**Tâches à faire:**
- a) Transformez en liste numérotée les lignes des relevés qui vont de celle contenant "bar-segment-spread bbox=[626, 244, 629, 281]" jusqu'à celle contenant "bar-segment-inflation-gap bbox=[86, 21, 89, 24]", ces deux lignes comprises, sans garder les lignes vides.
- b) Poursuivez le texte sur l'ordre de la charité envers le prochain, en reprenant juste après sa dernière phrase.

**Texte fourni:**
Lorsque nous écoutons – et d’ailleurs avec une fréquence excessive – sur la bouche d’éminents ecclésiastiques, des phrases comme celle-ci : « Est ce que j’aime vraiment mon prochain, est ce que j’aime vraiment l’immigré, même s’il est musulman ? » La réponse du chrétien qui a la vraie charité et qui connaît la doctrine est : « Oui, mais je l’aime par amour de Dieu et donc selon l’ordre voulu par Dieu ». Ce qui signifie que j’ordonne mon exercice de la charité envers lui selon l’amour de Dieu. Et je dois aller jusqu’au point de vouloir pour lui tout le bien possible, jusqu’au bien suprême de sa conversion à la vraie foi, pour qu’il ne brûle pas éternellement en enfer et pour qu’il participe en acte (et non pas seulement en puissance) de cette béatitude qui est – comme on l’a vu plus haut – le fondement de l’ordre de la charité. En effet, dans le véritable ordre de la charité je n’aime pas mon prochain seulement parce qu’il est mon semblable ou parce que j’ai une sympathie pour les gens de couleur plutôt que pour les blancs, mais ce qui rend le prochain digne d’être aimé plus qu’un autre est sa similitude avec Dieu[vii]. En charité, je peux – et je dois – aimer davantage un riche authentiquement vertueux plutôt qu’un pauvre plein de malice, ainsi que m’est davantage “prochain” un baptisé aisé plutôt qu’un immigré musulman pauvre. Il y a un ordre objectif à observer dans l’amour surnaturel qui cependant n’exclut pas, suivant les circonstances et s’il s’agit du bien objectif, la possibilité d’aider matériellement même ce pauvre-là quoique éloigné de Dieu. Donne à manger aux affamés, donne à boire aux assoiffés, certes, mais selon un critère objectif, et non pas médiatico-émotionnel et dicté par les centrales du mondialisme maçonnique qui créent d’abord la misère des peuples et ensuite la font “soulager” aux autres.

[Listes de zones annotées]
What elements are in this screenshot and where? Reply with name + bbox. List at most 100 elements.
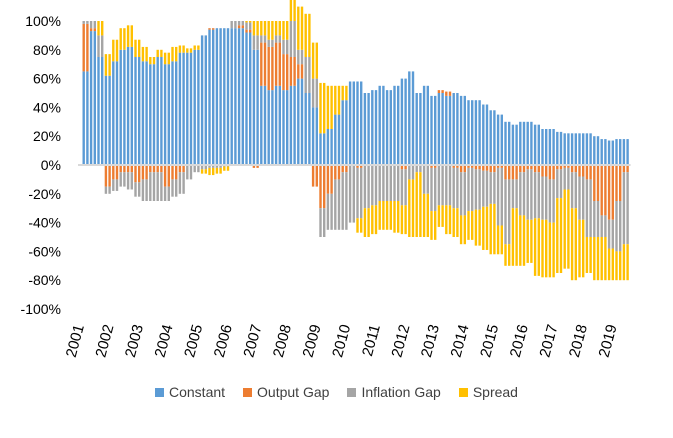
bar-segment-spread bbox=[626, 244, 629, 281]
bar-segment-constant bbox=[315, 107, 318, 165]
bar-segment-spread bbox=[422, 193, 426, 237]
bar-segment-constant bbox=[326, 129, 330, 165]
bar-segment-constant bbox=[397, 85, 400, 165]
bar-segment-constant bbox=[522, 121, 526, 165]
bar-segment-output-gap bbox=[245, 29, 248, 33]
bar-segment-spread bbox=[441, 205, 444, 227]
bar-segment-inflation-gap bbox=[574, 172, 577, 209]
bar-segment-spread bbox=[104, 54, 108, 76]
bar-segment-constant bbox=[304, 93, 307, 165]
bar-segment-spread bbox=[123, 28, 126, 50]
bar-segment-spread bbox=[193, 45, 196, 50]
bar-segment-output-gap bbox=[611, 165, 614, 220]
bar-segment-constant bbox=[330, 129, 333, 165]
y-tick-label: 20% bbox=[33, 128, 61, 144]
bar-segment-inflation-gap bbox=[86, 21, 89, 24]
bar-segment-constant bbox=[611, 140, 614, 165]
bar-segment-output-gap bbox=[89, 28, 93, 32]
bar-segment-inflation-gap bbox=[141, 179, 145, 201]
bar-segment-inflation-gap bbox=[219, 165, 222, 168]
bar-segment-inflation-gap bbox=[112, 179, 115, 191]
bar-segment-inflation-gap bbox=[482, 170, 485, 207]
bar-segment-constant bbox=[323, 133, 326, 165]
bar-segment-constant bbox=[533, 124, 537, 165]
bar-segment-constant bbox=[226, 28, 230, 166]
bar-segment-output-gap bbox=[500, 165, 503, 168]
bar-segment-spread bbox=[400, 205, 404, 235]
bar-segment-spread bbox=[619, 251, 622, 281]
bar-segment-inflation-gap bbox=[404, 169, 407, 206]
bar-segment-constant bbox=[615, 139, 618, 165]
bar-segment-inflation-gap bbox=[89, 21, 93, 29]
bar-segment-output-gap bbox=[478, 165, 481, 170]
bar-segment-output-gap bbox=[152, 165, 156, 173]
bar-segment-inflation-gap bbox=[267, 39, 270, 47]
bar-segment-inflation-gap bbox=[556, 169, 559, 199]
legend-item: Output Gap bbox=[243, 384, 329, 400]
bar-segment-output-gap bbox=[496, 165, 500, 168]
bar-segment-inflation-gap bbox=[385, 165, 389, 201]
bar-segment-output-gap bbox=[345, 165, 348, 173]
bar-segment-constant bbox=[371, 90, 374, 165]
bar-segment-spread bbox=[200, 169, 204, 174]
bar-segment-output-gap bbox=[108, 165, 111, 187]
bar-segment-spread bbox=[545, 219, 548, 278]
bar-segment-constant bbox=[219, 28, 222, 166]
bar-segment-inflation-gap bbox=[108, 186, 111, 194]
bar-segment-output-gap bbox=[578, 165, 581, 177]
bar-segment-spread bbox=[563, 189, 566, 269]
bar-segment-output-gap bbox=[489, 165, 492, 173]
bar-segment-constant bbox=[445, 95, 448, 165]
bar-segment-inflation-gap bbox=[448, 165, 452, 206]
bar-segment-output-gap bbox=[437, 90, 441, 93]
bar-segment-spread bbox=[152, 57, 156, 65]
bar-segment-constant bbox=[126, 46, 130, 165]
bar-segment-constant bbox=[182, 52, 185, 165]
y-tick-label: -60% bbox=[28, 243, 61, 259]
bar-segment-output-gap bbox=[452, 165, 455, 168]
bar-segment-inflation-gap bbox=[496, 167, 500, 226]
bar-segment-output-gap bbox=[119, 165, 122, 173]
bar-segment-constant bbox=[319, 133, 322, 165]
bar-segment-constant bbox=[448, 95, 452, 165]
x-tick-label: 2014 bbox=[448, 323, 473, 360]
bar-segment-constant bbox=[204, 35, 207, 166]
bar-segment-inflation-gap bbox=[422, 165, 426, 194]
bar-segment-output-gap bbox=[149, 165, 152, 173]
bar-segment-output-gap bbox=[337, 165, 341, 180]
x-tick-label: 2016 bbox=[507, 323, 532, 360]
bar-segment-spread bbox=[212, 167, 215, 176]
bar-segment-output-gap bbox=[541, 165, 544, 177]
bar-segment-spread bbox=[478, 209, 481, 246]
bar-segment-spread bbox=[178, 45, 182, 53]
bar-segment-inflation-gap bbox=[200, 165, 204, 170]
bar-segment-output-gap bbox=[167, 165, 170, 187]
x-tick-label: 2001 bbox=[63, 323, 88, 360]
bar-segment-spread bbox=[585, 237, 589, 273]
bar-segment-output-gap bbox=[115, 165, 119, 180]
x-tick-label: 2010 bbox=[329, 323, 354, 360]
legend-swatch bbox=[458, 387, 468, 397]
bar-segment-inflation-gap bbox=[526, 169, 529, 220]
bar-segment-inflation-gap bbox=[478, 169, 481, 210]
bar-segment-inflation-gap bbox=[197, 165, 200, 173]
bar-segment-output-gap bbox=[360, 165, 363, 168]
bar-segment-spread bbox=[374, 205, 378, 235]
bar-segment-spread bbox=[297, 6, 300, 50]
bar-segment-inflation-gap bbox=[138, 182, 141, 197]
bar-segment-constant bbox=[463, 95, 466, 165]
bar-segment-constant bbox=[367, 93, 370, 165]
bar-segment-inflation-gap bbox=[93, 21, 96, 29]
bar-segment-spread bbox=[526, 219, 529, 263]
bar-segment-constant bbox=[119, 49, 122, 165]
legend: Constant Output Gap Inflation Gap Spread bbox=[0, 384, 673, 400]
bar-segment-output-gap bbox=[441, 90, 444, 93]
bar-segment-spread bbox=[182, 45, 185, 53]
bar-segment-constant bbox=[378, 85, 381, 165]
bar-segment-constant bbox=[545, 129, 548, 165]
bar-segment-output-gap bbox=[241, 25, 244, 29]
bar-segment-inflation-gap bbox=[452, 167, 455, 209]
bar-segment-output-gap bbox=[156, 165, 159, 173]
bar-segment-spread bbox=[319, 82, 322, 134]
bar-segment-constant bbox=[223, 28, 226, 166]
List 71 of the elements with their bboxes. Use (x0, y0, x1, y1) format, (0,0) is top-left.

**Résultats par tâche:**
- a)
1. bar-segment-spread bbox=[626, 244, 629, 281]
2. bar-segment-constant bbox=[315, 107, 318, 165]
3. bar-segment-spread bbox=[422, 193, 426, 237]
4. bar-segment-constant bbox=[326, 129, 330, 165]
5. bar-segment-constant bbox=[397, 85, 400, 165]
6. bar-segment-constant bbox=[522, 121, 526, 165]
7. bar-segment-output-gap bbox=[245, 29, 248, 33]
8. bar-segment-spread bbox=[441, 205, 444, 227]
9. bar-segment-inflation-gap bbox=[574, 172, 577, 209]
10. bar-segment-spread bbox=[104, 54, 108, 76]
11. bar-segment-constant bbox=[304, 93, 307, 165]
12. bar-segment-spread bbox=[123, 28, 126, 50]
13. bar-segment-spread bbox=[193, 45, 196, 50]
14. bar-segment-output-gap bbox=[611, 165, 614, 220]
15. bar-segment-constant bbox=[330, 129, 333, 165]
16. y-tick-label: 20% bbox=[33, 128, 61, 144]
17. bar-segment-inflation-gap bbox=[86, 21, 89, 24]

- b)
L’accueil sans discrimination ne témoigne pas l’amour de Dieu, mais l’amour désordonné pour certaines réalités terrestres
Nous ajoutons que le désordre dans l’accueil des peuples, dans l’encouragement à leurs déplacements désordonnés, dans l’altération de la vie pacifique de certaines nations, dont certaines de tradition chrétienne, n’est pas un signe de charité. Au contraire, c’est peut-être justement un des signes que l’on ne marche pas dans l’amour de Dieu.
Saint Thomas explique que l’amour naturel se fonde sur la communication des biens naturels, et par un tel amour non seulement on aime Dieu plus que soi-même, mais on aime chaque créature selon ce qu’elle est, selon la place que Dieu lui a assignée. Un tel amour parvient à chaque créature, jusqu’aux pierres elles-mêmes, parce que c’est un amour qui aime l’ensemble de la Création selon l’ordre voulu par Dieu, et un tel amour privilégie le bien de l’ensemble à son propre bien particulier. Et cela vaut encore plus dans l’amour de charité, selon lequel l’homme doit aimer davantage Dieu, qui est le bien commun de toute chose, plutôt que lui-même[viii].
En suivant donc le raisonnement de l’Aquinate on aime chaque créature – jusqu’aux pierres – dans l’ordre voulu par Dieu et donc on aime les peuples sur leurs terres et avec leurs caractéristiques et leurs bonnes traditions, dans l’ordre que Dieu a donné en les distinguant. Si on a compris le discours, pour qu’il s’agisse d’un vrai amour, la partie doit aimer d’abord le tout dans la disposition des parties et donc chercher son propre bien dans la mesure où un tel bien s’intègre dans le tout, dans la mesure où le bien de la partie concourt au bien du tout. C’est la partie qui doit se “conformer” au bien commun lorsqu’elle détermine son propre bien et ce n’est pas le bien commun qui doit être “remodelé” en fonction de la partie[ix].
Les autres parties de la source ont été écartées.